▸ Written instruction: Please list all lines of the material below in which the string "grand" occurs.
** Start of Supplied material **
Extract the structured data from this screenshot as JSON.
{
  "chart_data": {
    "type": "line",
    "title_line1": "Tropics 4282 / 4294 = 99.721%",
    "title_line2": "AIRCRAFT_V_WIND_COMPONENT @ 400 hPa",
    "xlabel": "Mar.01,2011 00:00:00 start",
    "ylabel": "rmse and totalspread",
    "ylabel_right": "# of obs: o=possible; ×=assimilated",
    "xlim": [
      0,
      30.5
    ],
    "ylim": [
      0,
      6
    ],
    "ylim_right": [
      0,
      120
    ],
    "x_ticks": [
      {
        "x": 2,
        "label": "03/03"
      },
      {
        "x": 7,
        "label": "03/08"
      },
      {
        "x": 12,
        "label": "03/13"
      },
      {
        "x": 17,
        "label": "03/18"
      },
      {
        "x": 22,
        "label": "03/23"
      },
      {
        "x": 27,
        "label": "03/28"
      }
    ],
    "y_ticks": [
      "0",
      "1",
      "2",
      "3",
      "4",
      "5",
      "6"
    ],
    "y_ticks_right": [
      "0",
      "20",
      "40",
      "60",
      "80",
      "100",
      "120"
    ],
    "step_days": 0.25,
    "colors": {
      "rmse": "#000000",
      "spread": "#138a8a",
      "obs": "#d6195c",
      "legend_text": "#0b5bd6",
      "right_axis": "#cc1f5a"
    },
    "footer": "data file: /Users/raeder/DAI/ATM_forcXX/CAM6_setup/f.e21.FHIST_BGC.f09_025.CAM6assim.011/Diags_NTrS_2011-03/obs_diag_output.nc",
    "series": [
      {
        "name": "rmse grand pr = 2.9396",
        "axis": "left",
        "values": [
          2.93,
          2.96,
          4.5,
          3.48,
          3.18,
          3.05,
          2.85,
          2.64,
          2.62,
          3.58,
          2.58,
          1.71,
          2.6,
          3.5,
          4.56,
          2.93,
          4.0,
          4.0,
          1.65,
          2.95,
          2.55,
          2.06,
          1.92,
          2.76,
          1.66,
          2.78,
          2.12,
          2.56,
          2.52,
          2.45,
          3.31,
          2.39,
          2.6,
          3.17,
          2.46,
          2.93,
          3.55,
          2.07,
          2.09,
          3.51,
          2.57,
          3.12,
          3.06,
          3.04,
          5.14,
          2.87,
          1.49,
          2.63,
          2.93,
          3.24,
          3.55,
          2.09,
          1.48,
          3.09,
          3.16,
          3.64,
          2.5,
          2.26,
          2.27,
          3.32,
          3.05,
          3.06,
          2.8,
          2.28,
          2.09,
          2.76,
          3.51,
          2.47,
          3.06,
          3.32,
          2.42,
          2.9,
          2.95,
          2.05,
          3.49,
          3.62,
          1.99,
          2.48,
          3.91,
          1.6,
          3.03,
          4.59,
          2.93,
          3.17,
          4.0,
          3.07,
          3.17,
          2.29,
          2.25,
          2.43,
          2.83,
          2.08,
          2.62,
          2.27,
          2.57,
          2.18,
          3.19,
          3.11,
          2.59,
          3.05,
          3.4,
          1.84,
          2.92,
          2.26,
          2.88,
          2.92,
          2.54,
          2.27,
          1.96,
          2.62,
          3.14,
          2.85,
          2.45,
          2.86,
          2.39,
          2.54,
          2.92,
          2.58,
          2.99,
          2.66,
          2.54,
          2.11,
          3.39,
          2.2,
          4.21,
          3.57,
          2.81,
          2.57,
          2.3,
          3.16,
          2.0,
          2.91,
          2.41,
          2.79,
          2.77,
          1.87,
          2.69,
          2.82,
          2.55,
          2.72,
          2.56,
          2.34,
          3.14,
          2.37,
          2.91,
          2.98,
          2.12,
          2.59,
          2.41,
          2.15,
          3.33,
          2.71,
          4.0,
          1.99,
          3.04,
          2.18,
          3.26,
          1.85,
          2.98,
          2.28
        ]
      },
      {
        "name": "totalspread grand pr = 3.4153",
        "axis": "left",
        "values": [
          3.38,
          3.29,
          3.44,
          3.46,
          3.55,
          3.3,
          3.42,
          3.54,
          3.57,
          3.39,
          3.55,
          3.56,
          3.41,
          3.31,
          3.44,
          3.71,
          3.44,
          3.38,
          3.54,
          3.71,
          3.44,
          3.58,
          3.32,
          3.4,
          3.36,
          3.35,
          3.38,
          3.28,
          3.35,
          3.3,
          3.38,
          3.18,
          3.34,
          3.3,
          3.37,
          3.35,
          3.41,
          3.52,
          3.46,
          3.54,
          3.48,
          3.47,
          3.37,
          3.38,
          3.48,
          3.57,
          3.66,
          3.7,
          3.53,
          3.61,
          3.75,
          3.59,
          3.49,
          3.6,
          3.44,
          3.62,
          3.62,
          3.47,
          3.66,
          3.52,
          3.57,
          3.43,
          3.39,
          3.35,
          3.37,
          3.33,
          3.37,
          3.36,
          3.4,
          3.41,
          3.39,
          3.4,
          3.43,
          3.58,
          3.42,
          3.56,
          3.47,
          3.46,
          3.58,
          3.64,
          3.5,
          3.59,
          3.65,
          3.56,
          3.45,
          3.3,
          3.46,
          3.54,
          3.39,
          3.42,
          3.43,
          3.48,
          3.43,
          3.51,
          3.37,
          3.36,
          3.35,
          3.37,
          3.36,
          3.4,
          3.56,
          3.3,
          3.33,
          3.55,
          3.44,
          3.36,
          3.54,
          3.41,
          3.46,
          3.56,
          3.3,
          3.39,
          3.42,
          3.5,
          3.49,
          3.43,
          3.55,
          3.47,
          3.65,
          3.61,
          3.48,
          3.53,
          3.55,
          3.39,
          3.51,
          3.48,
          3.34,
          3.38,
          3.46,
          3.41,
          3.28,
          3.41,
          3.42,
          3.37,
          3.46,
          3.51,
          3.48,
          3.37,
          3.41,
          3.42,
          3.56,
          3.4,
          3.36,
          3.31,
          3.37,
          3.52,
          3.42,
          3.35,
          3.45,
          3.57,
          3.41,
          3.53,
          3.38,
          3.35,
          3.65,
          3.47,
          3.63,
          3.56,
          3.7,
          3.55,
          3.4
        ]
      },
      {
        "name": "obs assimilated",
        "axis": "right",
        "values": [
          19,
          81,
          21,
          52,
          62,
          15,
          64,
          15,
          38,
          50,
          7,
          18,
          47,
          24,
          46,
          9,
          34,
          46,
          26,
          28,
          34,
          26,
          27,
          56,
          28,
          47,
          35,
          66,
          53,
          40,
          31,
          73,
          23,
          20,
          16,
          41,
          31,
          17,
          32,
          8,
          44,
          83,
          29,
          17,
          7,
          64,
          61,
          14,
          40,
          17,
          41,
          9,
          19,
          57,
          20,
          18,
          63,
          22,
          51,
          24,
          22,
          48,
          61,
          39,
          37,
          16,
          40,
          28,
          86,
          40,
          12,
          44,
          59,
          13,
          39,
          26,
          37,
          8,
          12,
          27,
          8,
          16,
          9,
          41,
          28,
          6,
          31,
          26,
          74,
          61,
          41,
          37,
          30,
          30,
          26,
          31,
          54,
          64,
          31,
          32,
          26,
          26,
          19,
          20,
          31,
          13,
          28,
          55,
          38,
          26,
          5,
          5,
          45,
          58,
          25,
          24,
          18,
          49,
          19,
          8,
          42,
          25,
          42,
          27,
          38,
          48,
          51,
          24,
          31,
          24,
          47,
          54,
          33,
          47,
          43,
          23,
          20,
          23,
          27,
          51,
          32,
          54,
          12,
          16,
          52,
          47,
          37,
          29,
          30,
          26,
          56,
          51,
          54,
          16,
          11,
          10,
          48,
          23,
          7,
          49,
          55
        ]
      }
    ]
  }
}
** End of Supplied material **
▸ Solved exercise:
        "name": "rmse grand pr = 2.9396",
        "name": "totalspread grand pr = 3.4153",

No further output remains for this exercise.